*Prompt*. Reproduce all the entries precisely.

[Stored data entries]
.....

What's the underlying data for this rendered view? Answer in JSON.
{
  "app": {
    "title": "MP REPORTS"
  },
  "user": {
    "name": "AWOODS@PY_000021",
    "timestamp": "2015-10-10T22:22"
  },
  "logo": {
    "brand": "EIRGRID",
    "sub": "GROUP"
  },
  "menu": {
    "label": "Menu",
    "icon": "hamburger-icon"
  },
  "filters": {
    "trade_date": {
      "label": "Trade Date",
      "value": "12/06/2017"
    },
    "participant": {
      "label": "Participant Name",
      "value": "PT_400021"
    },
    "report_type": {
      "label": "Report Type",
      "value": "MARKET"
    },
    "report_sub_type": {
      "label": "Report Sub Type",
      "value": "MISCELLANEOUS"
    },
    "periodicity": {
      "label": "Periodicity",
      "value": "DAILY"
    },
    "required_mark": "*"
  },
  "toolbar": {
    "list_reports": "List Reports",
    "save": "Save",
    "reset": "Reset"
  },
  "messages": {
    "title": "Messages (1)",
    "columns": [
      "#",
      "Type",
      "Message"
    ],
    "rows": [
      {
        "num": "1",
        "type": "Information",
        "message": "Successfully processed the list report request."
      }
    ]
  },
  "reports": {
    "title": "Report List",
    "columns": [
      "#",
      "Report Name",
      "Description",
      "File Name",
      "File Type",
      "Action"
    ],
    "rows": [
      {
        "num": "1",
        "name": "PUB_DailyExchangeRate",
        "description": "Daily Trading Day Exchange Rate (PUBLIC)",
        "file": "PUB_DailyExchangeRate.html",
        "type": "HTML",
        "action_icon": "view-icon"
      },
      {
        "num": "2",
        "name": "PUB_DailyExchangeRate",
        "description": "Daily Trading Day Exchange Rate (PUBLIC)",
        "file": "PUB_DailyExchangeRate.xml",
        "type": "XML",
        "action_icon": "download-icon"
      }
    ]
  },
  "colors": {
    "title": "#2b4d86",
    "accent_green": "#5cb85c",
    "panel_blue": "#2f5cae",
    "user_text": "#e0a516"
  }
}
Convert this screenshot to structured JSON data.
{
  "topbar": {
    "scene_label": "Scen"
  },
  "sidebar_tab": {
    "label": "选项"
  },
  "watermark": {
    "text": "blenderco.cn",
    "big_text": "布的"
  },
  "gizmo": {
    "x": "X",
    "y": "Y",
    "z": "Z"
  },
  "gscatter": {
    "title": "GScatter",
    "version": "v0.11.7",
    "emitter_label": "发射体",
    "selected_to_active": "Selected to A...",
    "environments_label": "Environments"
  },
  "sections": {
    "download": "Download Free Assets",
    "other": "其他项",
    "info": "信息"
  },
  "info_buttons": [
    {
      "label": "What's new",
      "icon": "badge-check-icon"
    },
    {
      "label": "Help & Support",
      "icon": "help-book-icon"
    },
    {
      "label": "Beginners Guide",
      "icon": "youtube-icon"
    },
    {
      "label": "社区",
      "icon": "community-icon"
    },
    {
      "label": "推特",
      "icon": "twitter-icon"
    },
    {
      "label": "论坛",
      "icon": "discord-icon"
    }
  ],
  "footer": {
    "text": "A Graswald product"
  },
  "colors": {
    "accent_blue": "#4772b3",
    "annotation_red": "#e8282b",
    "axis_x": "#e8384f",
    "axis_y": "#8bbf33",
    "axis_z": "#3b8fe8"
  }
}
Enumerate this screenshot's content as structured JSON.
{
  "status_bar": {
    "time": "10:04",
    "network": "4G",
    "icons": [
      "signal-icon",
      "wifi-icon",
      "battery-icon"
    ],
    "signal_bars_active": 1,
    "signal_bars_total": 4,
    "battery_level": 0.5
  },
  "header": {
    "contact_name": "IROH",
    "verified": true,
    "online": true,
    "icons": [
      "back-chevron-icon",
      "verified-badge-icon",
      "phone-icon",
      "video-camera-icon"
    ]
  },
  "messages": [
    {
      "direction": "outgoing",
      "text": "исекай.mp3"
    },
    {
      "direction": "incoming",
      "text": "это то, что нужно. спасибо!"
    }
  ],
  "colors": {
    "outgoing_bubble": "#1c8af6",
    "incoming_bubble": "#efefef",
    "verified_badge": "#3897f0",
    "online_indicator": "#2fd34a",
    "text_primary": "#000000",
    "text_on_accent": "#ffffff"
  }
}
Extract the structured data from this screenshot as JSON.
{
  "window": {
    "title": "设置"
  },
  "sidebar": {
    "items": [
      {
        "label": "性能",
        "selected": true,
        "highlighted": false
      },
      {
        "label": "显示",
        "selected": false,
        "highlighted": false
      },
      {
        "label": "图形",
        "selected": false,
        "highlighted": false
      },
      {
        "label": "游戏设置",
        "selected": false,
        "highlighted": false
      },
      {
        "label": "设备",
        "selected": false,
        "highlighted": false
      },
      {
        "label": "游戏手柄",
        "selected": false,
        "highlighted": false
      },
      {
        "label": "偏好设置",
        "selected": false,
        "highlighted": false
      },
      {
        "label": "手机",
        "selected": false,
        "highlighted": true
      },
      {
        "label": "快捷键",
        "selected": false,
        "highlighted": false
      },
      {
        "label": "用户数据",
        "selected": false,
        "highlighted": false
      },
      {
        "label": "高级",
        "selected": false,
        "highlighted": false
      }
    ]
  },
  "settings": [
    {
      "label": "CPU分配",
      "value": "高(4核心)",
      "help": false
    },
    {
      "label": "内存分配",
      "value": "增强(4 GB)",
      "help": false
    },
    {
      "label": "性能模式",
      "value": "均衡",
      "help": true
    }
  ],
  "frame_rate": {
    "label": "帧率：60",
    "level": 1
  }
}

.....

*Answer to this task*.
What's the underlying data for this rendered view? Answer in JSON.
{
  "app": {
    "title": "MP REPORTS"
  },
  "user": {
    "name": "AWOODS@PY_000021",
    "timestamp": "2015-10-10T22:22"
  },
  "logo": {
    "brand": "EIRGRID",
    "sub": "GROUP"
  },
  "menu": {
    "label": "Menu",
    "icon": "hamburger-icon"
  },
  "filters": {
    "trade_date": {
      "label": "Trade Date",
      "value": "12/06/2017"
    },
    "participant": {
      "label": "Participant Name",
      "value": "PT_400021"
    },
    "report_type": {
      "label": "Report Type",
      "value": "MARKET"
    },
    "report_sub_type": {
      "label": "Report Sub Type",
      "value": "MISCELLANEOUS"
    },
    "periodicity": {
      "label": "Periodicity",
      "value": "DAILY"
    },
    "required_mark": "*"
  },
  "toolbar": {
    "list_reports": "List Reports",
    "save": "Save",
    "reset": "Reset"
  },
  "messages": {
    "title": "Messages (1)",
    "columns": [
      "#",
      "Type",
      "Message"
    ],
    "rows": [
      {
        "num": "1",
        "type": "Information",
        "message": "Successfully processed the list report request."
      }
    ]
  },
  "reports": {
    "title": "Report List",
    "columns": [
      "#",
      "Report Name",
      "Description",
      "File Name",
      "File Type",
      "Action"
    ],
    "rows": [
      {
        "num": "1",
        "name": "PUB_DailyExchangeRate",
        "description": "Daily Trading Day Exchange Rate (PUBLIC)",
        "file": "PUB_DailyExchangeRate.html",
        "type": "HTML",
        "action_icon": "view-icon"
      },
      {
        "num": "2",
        "name": "PUB_DailyExchangeRate",
        "description": "Daily Trading Day Exchange Rate (PUBLIC)",
        "file": "PUB_DailyExchangeRate.xml",
        "type": "XML",
        "action_icon": "download-icon"
      }
    ]
  },
  "colors": {
    "title": "#2b4d86",
    "accent_green": "#5cb85c",
    "panel_blue": "#2f5cae",
    "user_text": "#e0a516"
  }
}
Convert this screenshot to structured JSON data.
{
  "topbar": {
    "scene_label": "Scen"
  },
  "sidebar_tab": {
    "label": "选项"
  },
  "watermark": {
    "text": "blenderco.cn",
    "big_text": "布的"
  },
  "gizmo": {
    "x": "X",
    "y": "Y",
    "z": "Z"
  },
  "gscatter": {
    "title": "GScatter",
    "version": "v0.11.7",
    "emitter_label": "发射体",
    "selected_to_active": "Selected to A...",
    "environments_label": "Environments"
  },
  "sections": {
    "download": "Download Free Assets",
    "other": "其他项",
    "info": "信息"
  },
  "info_buttons": [
    {
      "label": "What's new",
      "icon": "badge-check-icon"
    },
    {
      "label": "Help & Support",
      "icon": "help-book-icon"
    },
    {
      "label": "Beginners Guide",
      "icon": "youtube-icon"
    },
    {
      "label": "社区",
      "icon": "community-icon"
    },
    {
      "label": "推特",
      "icon": "twitter-icon"
    },
    {
      "label": "论坛",
      "icon": "discord-icon"
    }
  ],
  "footer": {
    "text": "A Graswald product"
  },
  "colors": {
    "accent_blue": "#4772b3",
    "annotation_red": "#e8282b",
    "axis_x": "#e8384f",
    "axis_y": "#8bbf33",
    "axis_z": "#3b8fe8"
  }
}
Enumerate this screenshot's content as structured JSON.
{
  "status_bar": {
    "time": "10:04",
    "network": "4G",
    "icons": [
      "signal-icon",
      "wifi-icon",
      "battery-icon"
    ],
    "signal_bars_active": 1,
    "signal_bars_total": 4,
    "battery_level": 0.5
  },
  "header": {
    "contact_name": "IROH",
    "verified": true,
    "online": true,
    "icons": [
      "back-chevron-icon",
      "verified-badge-icon",
      "phone-icon",
      "video-camera-icon"
    ]
  },
  "messages": [
    {
      "direction": "outgoing",
      "text": "исекай.mp3"
    },
    {
      "direction": "incoming",
      "text": "это то, что нужно. спасибо!"
    }
  ],
  "colors": {
    "outgoing_bubble": "#1c8af6",
    "incoming_bubble": "#efefef",
    "verified_badge": "#3897f0",
    "online_indicator": "#2fd34a",
    "text_primary": "#000000",
    "text_on_accent": "#ffffff"
  }
}
Extract the structured data from this screenshot as JSON.
{
  "window": {
    "title": "设置"
  },
  "sidebar": {
    "items": [
      {
        "label": "性能",
        "selected": true,
        "highlighted": false
      },
      {
        "label": "显示",
        "selected": false,
        "highlighted": false
      },
      {
        "label": "图形",
        "selected": false,
        "highlighted": false
      },
      {
        "label": "游戏设置",
        "selected": false,
        "highlighted": false
      },
      {
        "label": "设备",
        "selected": false,
        "highlighted": false
      },
      {
        "label": "游戏手柄",
        "selected": false,
        "highlighted": false
      },
      {
        "label": "偏好设置",
        "selected": false,
        "highlighted": false
      },
      {
        "label": "手机",
        "selected": false,
        "highlighted": true
      },
      {
        "label": "快捷键",
        "selected": false,
        "highlighted": false
      },
      {
        "label": "用户数据",
        "selected": false,
        "highlighted": false
      },
      {
        "label": "高级",
        "selected": false,
        "highlighted": false
      }
    ]
  },
  "settings": [
    {
      "label": "CPU分配",
      "value": "高(4核心)",
      "help": false
    },
    {
      "label": "内存分配",
      "value": "增强(4 GB)",
      "help": false
    },
    {
      "label": "性能模式",
      "value": "均衡",
      "help": true
    }
  ],
  "frame_rate": {
    "label": "帧率：60",
    "level": 1
  }
}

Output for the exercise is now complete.